Transcription dataset entries:
=== Begin Enclosure ===

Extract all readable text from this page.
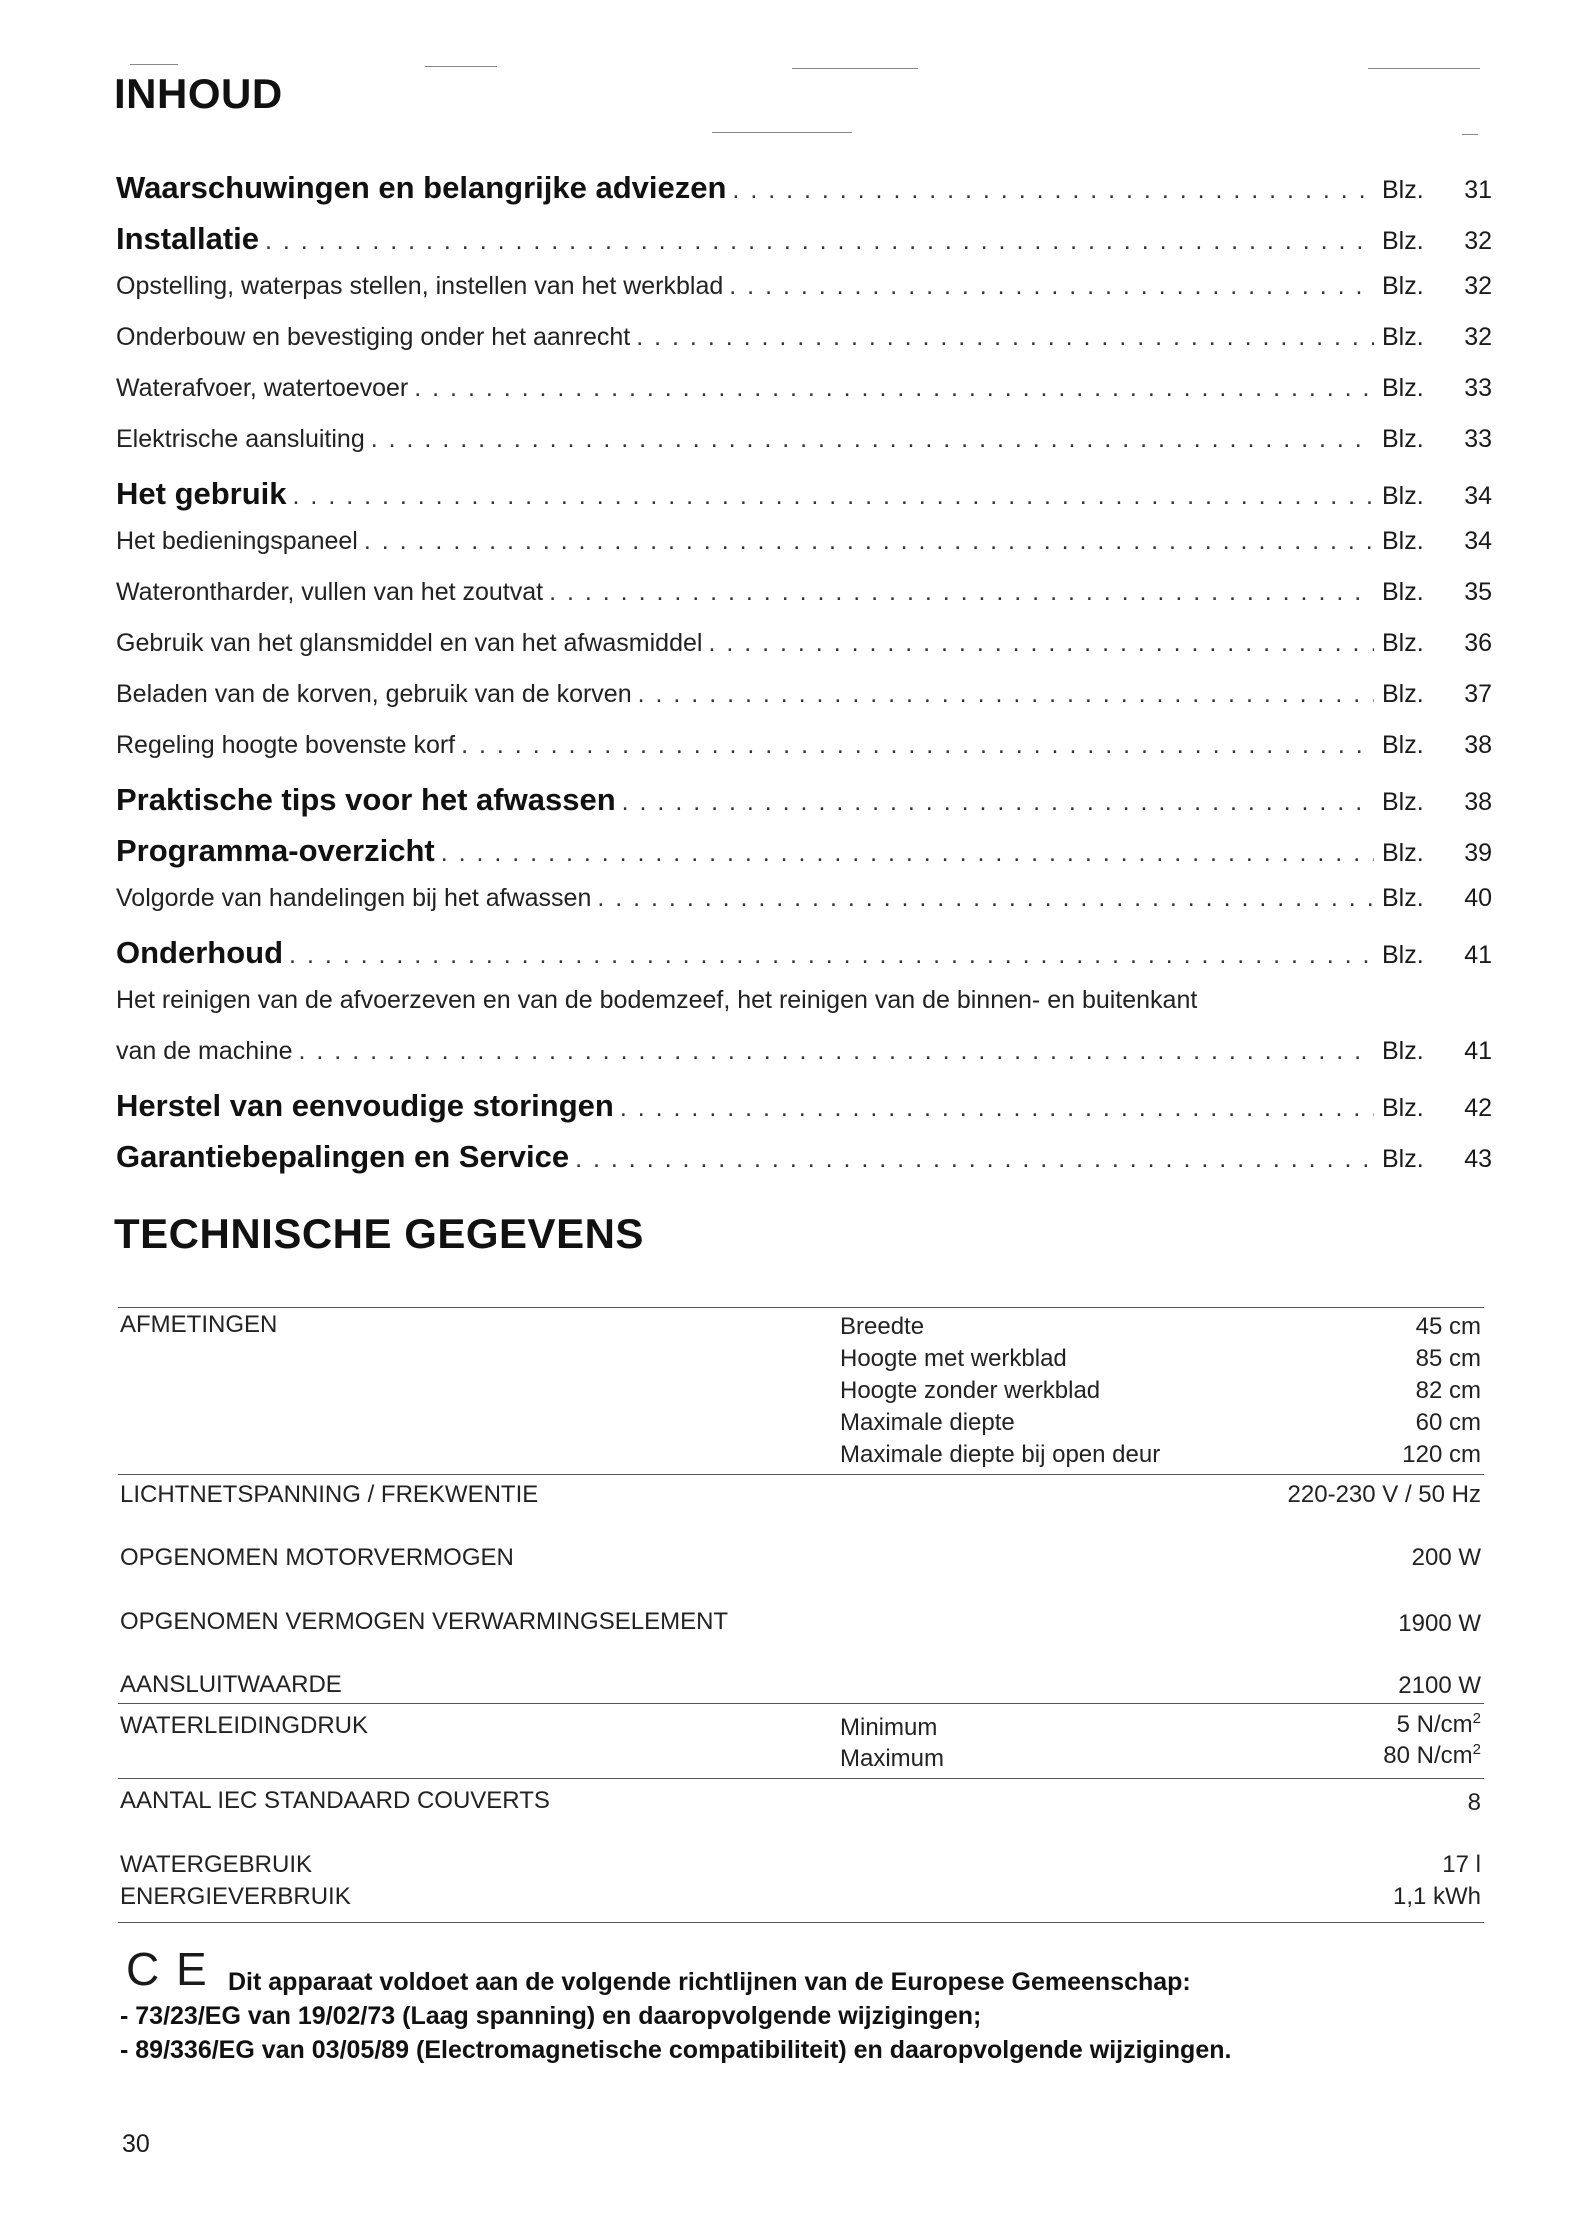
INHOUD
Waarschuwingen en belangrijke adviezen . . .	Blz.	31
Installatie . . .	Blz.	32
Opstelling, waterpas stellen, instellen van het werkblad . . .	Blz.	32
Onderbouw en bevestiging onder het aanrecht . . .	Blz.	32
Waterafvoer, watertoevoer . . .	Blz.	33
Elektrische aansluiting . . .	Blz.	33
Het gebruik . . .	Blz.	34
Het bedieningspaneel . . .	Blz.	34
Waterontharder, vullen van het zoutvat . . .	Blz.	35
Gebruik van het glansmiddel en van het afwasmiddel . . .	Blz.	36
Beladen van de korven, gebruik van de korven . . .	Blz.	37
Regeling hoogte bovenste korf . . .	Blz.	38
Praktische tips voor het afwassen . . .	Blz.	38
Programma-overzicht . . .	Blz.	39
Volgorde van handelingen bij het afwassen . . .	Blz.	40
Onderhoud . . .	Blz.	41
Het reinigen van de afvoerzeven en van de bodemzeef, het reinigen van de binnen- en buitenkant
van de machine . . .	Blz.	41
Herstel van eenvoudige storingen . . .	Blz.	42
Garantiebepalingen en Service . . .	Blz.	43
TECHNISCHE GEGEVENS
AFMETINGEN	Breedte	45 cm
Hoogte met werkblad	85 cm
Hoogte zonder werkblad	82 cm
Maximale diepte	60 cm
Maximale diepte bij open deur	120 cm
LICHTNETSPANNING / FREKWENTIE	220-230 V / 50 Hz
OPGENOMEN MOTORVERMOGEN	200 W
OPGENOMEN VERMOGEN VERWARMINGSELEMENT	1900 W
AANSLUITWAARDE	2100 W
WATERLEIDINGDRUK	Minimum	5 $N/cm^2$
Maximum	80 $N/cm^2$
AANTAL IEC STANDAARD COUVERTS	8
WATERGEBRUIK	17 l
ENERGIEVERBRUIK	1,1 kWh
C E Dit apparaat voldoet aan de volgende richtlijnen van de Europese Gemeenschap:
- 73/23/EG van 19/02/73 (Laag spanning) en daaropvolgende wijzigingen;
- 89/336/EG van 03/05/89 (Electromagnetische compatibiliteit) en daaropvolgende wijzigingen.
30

=== End Enclosure ===
=== Begin Enclosure ===

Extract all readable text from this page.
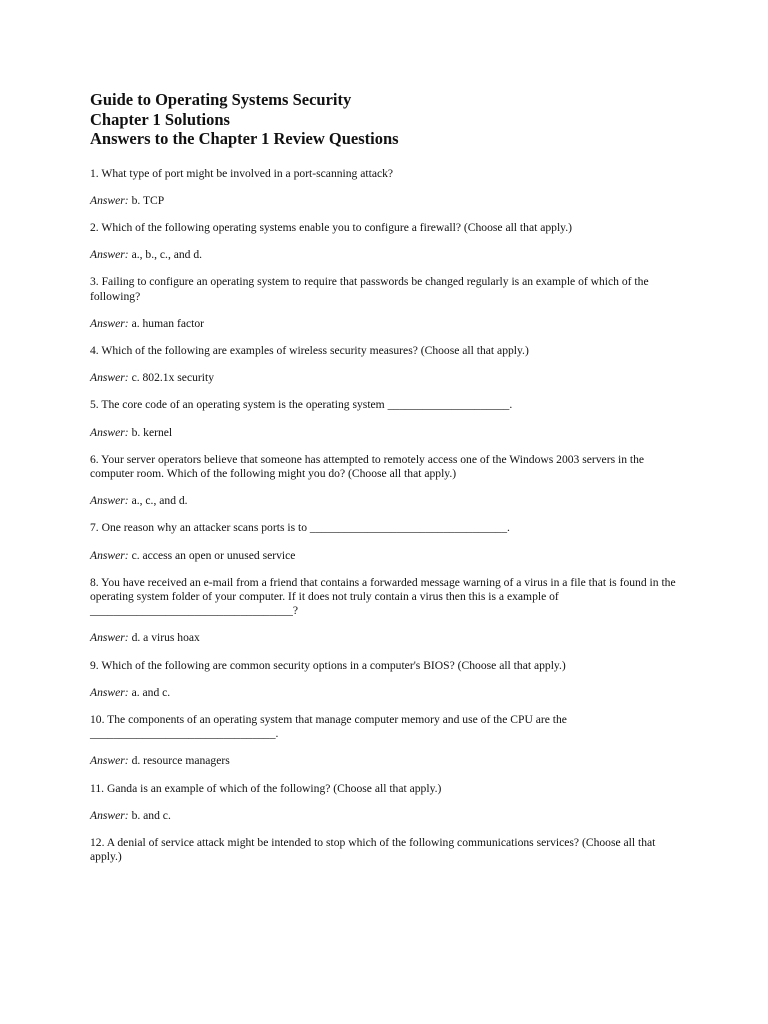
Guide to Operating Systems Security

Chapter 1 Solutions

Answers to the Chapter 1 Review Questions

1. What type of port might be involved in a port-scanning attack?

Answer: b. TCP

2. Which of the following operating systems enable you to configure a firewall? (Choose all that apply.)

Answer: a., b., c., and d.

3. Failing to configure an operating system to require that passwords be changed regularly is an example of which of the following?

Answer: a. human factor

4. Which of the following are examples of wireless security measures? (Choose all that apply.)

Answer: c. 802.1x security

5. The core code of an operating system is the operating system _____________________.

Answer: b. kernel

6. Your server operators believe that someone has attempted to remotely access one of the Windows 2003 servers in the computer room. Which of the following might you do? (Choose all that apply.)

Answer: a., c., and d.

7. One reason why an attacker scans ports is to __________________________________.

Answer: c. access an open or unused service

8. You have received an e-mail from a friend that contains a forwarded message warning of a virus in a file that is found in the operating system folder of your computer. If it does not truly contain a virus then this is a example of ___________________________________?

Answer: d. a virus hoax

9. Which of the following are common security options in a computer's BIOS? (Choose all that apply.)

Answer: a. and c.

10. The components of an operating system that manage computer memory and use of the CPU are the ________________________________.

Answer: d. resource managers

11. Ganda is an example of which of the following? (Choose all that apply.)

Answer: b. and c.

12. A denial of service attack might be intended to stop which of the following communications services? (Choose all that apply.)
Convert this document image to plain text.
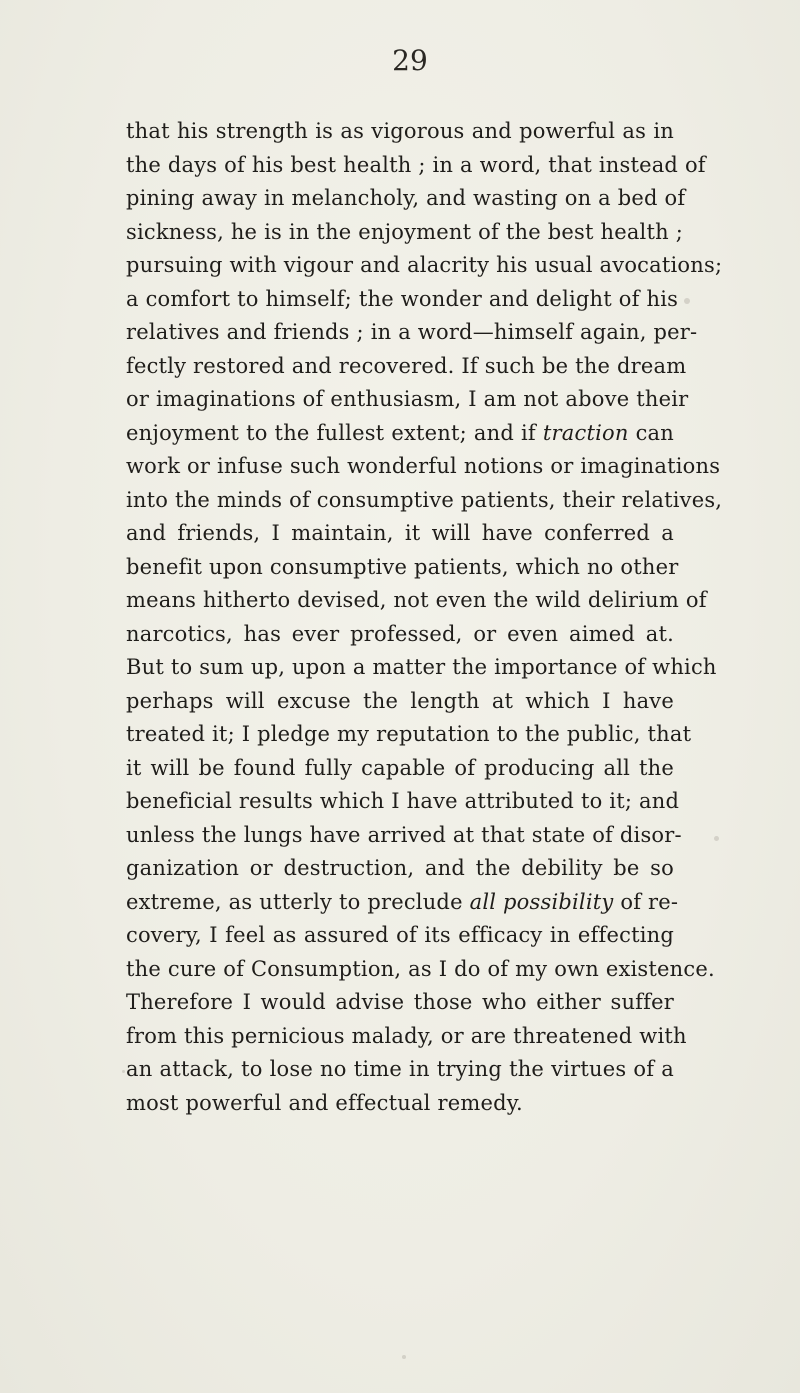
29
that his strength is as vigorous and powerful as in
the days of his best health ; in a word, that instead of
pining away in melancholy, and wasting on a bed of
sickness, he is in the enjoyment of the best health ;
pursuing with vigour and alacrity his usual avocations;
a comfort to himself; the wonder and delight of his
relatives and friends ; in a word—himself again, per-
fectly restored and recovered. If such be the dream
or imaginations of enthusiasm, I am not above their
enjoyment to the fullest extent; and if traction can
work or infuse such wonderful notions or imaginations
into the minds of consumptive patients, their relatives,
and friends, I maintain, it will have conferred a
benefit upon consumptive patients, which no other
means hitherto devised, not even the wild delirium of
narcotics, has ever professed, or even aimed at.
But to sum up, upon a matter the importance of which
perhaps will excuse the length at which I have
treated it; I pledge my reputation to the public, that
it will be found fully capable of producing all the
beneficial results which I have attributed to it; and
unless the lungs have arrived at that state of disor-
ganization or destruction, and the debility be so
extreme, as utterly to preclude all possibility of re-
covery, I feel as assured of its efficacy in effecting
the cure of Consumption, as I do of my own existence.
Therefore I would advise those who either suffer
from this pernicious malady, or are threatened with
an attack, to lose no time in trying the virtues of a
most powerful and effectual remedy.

=== End Enclosure ===

Brief — Which lines above hold the string "found"? Show each of them.

Problem solution —
8. You have received an e-mail from a friend that contains a forwarded message warning of a virus in a file that is found in the operating system folder of your computer. If it does not truly contain a virus then this is a example of ___________________________________?
it will be found fully capable of producing all the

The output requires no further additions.